- RECORDED INFORMATION -
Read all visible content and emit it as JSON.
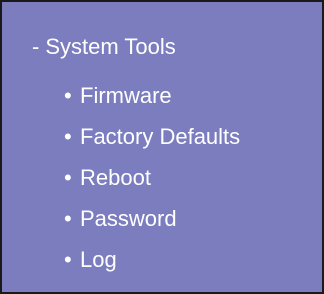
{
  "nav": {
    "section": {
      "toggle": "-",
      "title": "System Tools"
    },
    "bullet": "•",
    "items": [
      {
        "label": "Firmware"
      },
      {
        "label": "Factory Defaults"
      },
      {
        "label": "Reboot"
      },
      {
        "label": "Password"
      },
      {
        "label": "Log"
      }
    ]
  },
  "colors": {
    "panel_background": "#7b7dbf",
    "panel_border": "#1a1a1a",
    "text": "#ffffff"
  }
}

* * *

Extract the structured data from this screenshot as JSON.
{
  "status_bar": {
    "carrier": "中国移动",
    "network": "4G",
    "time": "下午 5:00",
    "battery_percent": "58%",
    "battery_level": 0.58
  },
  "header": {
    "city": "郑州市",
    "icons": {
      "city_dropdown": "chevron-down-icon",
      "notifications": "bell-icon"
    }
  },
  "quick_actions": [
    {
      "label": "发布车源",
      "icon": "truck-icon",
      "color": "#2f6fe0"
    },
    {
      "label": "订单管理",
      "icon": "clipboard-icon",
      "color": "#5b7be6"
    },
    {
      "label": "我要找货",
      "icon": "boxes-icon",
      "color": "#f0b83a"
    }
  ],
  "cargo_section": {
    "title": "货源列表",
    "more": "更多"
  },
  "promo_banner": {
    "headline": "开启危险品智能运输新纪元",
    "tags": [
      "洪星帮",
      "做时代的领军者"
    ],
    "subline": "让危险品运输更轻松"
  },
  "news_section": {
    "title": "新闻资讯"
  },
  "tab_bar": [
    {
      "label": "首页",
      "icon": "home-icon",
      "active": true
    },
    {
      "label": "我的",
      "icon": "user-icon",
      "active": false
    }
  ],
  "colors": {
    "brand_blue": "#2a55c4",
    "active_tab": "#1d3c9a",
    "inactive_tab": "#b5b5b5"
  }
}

- WHAT THE TASK REQUIRES -
Copy out every line holding the string "JSON".

- RESULT OF THIS TASK -
Read all visible content and emit it as JSON.
Extract the structured data from this screenshot as JSON.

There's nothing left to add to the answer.